--- start of INPUT FOR THIS TASK ---

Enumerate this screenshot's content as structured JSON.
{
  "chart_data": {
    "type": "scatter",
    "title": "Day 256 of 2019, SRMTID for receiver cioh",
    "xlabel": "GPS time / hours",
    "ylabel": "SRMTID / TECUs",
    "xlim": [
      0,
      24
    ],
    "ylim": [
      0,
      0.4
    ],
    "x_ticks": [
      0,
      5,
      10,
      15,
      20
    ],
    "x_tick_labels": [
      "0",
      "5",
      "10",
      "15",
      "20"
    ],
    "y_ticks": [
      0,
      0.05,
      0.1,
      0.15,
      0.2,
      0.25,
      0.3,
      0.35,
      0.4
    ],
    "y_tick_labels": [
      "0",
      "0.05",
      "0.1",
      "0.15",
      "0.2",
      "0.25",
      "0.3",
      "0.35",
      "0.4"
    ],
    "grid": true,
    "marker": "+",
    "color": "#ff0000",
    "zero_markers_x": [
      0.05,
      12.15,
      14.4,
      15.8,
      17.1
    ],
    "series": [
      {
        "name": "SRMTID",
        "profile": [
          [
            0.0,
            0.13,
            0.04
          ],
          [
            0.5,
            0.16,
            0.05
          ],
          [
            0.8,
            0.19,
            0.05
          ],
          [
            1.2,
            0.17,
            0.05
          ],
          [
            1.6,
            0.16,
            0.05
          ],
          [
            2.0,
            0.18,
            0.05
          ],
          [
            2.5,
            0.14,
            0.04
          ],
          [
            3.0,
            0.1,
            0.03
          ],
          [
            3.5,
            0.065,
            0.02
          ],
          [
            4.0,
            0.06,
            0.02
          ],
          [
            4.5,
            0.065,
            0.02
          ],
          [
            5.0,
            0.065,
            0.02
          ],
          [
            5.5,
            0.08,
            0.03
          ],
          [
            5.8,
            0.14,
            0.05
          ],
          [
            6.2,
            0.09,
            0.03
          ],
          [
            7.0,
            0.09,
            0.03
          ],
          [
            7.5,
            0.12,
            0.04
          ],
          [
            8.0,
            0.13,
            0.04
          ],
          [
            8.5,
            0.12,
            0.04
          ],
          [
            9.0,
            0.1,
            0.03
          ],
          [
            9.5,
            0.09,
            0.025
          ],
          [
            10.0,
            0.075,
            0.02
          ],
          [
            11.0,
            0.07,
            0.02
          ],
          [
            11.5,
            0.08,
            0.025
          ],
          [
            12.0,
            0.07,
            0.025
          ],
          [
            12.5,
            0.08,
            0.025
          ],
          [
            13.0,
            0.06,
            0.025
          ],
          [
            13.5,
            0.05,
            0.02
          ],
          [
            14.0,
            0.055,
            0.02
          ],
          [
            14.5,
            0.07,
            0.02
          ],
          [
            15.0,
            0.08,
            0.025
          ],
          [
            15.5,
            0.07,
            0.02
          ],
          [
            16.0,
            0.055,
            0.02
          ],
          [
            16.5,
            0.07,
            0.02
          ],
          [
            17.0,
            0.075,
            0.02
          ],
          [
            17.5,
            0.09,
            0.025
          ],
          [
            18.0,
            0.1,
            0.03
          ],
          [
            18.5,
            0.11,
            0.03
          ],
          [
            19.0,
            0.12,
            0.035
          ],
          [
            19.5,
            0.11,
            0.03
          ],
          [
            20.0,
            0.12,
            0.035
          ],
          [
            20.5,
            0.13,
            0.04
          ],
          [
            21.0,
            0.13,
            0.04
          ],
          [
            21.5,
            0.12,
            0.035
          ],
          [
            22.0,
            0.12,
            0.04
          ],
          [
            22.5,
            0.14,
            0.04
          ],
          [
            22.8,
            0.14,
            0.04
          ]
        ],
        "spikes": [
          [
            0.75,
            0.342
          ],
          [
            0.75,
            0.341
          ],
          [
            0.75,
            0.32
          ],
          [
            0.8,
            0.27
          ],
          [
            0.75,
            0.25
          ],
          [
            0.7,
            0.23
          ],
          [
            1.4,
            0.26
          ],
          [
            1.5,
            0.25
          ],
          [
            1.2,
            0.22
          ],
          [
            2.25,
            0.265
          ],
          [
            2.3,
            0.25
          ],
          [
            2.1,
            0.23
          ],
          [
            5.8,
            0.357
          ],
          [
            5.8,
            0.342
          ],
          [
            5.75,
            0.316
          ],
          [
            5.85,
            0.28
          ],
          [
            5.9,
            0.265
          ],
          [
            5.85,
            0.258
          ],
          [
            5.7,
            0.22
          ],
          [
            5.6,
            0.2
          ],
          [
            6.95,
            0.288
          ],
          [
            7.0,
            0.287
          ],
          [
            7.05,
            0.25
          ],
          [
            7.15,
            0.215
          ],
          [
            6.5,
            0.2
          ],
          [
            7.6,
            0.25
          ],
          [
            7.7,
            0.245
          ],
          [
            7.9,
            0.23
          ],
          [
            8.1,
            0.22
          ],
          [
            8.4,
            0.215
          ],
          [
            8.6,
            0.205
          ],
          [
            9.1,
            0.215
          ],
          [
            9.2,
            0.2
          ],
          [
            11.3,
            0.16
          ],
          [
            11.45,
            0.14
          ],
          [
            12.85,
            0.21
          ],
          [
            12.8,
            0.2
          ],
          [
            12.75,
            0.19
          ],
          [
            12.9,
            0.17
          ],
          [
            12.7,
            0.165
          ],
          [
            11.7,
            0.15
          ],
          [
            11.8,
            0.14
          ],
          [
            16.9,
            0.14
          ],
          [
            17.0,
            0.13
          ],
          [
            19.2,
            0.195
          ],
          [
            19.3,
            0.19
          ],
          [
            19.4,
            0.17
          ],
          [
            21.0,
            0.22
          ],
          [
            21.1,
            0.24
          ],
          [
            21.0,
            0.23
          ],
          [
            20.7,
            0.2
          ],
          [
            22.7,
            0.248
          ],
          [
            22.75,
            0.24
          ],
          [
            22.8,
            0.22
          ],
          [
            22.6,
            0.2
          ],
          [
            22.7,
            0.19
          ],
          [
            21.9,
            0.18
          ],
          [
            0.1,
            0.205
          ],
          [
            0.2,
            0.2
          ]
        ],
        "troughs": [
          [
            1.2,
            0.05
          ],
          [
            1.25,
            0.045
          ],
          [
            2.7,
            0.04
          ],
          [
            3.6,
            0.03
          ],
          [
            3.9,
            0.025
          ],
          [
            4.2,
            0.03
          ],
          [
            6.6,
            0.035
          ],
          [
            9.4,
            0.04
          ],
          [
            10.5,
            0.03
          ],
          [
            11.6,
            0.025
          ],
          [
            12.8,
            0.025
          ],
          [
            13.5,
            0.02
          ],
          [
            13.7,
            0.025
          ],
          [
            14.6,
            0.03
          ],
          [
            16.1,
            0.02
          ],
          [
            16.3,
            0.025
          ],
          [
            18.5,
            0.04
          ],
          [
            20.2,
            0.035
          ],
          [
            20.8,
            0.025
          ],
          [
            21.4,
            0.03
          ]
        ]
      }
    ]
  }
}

--- end of INPUT FOR THIS TASK ---

§ SET PROBLEM
Repeat the entries shown above, every one, word for word.

§ CORRECT OUTPUT
Enumerate this screenshot's content as structured JSON.
{
  "chart_data": {
    "type": "scatter",
    "title": "Day 256 of 2019, SRMTID for receiver cioh",
    "xlabel": "GPS time / hours",
    "ylabel": "SRMTID / TECUs",
    "xlim": [
      0,
      24
    ],
    "ylim": [
      0,
      0.4
    ],
    "x_ticks": [
      0,
      5,
      10,
      15,
      20
    ],
    "x_tick_labels": [
      "0",
      "5",
      "10",
      "15",
      "20"
    ],
    "y_ticks": [
      0,
      0.05,
      0.1,
      0.15,
      0.2,
      0.25,
      0.3,
      0.35,
      0.4
    ],
    "y_tick_labels": [
      "0",
      "0.05",
      "0.1",
      "0.15",
      "0.2",
      "0.25",
      "0.3",
      "0.35",
      "0.4"
    ],
    "grid": true,
    "marker": "+",
    "color": "#ff0000",
    "zero_markers_x": [
      0.05,
      12.15,
      14.4,
      15.8,
      17.1
    ],
    "series": [
      {
        "name": "SRMTID",
        "profile": [
          [
            0.0,
            0.13,
            0.04
          ],
          [
            0.5,
            0.16,
            0.05
          ],
          [
            0.8,
            0.19,
            0.05
          ],
          [
            1.2,
            0.17,
            0.05
          ],
          [
            1.6,
            0.16,
            0.05
          ],
          [
            2.0,
            0.18,
            0.05
          ],
          [
            2.5,
            0.14,
            0.04
          ],
          [
            3.0,
            0.1,
            0.03
          ],
          [
            3.5,
            0.065,
            0.02
          ],
          [
            4.0,
            0.06,
            0.02
          ],
          [
            4.5,
            0.065,
            0.02
          ],
          [
            5.0,
            0.065,
            0.02
          ],
          [
            5.5,
            0.08,
            0.03
          ],
          [
            5.8,
            0.14,
            0.05
          ],
          [
            6.2,
            0.09,
            0.03
          ],
          [
            7.0,
            0.09,
            0.03
          ],
          [
            7.5,
            0.12,
            0.04
          ],
          [
            8.0,
            0.13,
            0.04
          ],
          [
            8.5,
            0.12,
            0.04
          ],
          [
            9.0,
            0.1,
            0.03
          ],
          [
            9.5,
            0.09,
            0.025
          ],
          [
            10.0,
            0.075,
            0.02
          ],
          [
            11.0,
            0.07,
            0.02
          ],
          [
            11.5,
            0.08,
            0.025
          ],
          [
            12.0,
            0.07,
            0.025
          ],
          [
            12.5,
            0.08,
            0.025
          ],
          [
            13.0,
            0.06,
            0.025
          ],
          [
            13.5,
            0.05,
            0.02
          ],
          [
            14.0,
            0.055,
            0.02
          ],
          [
            14.5,
            0.07,
            0.02
          ],
          [
            15.0,
            0.08,
            0.025
          ],
          [
            15.5,
            0.07,
            0.02
          ],
          [
            16.0,
            0.055,
            0.02
          ],
          [
            16.5,
            0.07,
            0.02
          ],
          [
            17.0,
            0.075,
            0.02
          ],
          [
            17.5,
            0.09,
            0.025
          ],
          [
            18.0,
            0.1,
            0.03
          ],
          [
            18.5,
            0.11,
            0.03
          ],
          [
            19.0,
            0.12,
            0.035
          ],
          [
            19.5,
            0.11,
            0.03
          ],
          [
            20.0,
            0.12,
            0.035
          ],
          [
            20.5,
            0.13,
            0.04
          ],
          [
            21.0,
            0.13,
            0.04
          ],
          [
            21.5,
            0.12,
            0.035
          ],
          [
            22.0,
            0.12,
            0.04
          ],
          [
            22.5,
            0.14,
            0.04
          ],
          [
            22.8,
            0.14,
            0.04
          ]
        ],
        "spikes": [
          [
            0.75,
            0.342
          ],
          [
            0.75,
            0.341
          ],
          [
            0.75,
            0.32
          ],
          [
            0.8,
            0.27
          ],
          [
            0.75,
            0.25
          ],
          [
            0.7,
            0.23
          ],
          [
            1.4,
            0.26
          ],
          [
            1.5,
            0.25
          ],
          [
            1.2,
            0.22
          ],
          [
            2.25,
            0.265
          ],
          [
            2.3,
            0.25
          ],
          [
            2.1,
            0.23
          ],
          [
            5.8,
            0.357
          ],
          [
            5.8,
            0.342
          ],
          [
            5.75,
            0.316
          ],
          [
            5.85,
            0.28
          ],
          [
            5.9,
            0.265
          ],
          [
            5.85,
            0.258
          ],
          [
            5.7,
            0.22
          ],
          [
            5.6,
            0.2
          ],
          [
            6.95,
            0.288
          ],
          [
            7.0,
            0.287
          ],
          [
            7.05,
            0.25
          ],
          [
            7.15,
            0.215
          ],
          [
            6.5,
            0.2
          ],
          [
            7.6,
            0.25
          ],
          [
            7.7,
            0.245
          ],
          [
            7.9,
            0.23
          ],
          [
            8.1,
            0.22
          ],
          [
            8.4,
            0.215
          ],
          [
            8.6,
            0.205
          ],
          [
            9.1,
            0.215
          ],
          [
            9.2,
            0.2
          ],
          [
            11.3,
            0.16
          ],
          [
            11.45,
            0.14
          ],
          [
            12.85,
            0.21
          ],
          [
            12.8,
            0.2
          ],
          [
            12.75,
            0.19
          ],
          [
            12.9,
            0.17
          ],
          [
            12.7,
            0.165
          ],
          [
            11.7,
            0.15
          ],
          [
            11.8,
            0.14
          ],
          [
            16.9,
            0.14
          ],
          [
            17.0,
            0.13
          ],
          [
            19.2,
            0.195
          ],
          [
            19.3,
            0.19
          ],
          [
            19.4,
            0.17
          ],
          [
            21.0,
            0.22
          ],
          [
            21.1,
            0.24
          ],
          [
            21.0,
            0.23
          ],
          [
            20.7,
            0.2
          ],
          [
            22.7,
            0.248
          ],
          [
            22.75,
            0.24
          ],
          [
            22.8,
            0.22
          ],
          [
            22.6,
            0.2
          ],
          [
            22.7,
            0.19
          ],
          [
            21.9,
            0.18
          ],
          [
            0.1,
            0.205
          ],
          [
            0.2,
            0.2
          ]
        ],
        "troughs": [
          [
            1.2,
            0.05
          ],
          [
            1.25,
            0.045
          ],
          [
            2.7,
            0.04
          ],
          [
            3.6,
            0.03
          ],
          [
            3.9,
            0.025
          ],
          [
            4.2,
            0.03
          ],
          [
            6.6,
            0.035
          ],
          [
            9.4,
            0.04
          ],
          [
            10.5,
            0.03
          ],
          [
            11.6,
            0.025
          ],
          [
            12.8,
            0.025
          ],
          [
            13.5,
            0.02
          ],
          [
            13.7,
            0.025
          ],
          [
            14.6,
            0.03
          ],
          [
            16.1,
            0.02
          ],
          [
            16.3,
            0.025
          ],
          [
            18.5,
            0.04
          ],
          [
            20.2,
            0.035
          ],
          [
            20.8,
            0.025
          ],
          [
            21.4,
            0.03
          ]
        ]
      }
    ]
  }
}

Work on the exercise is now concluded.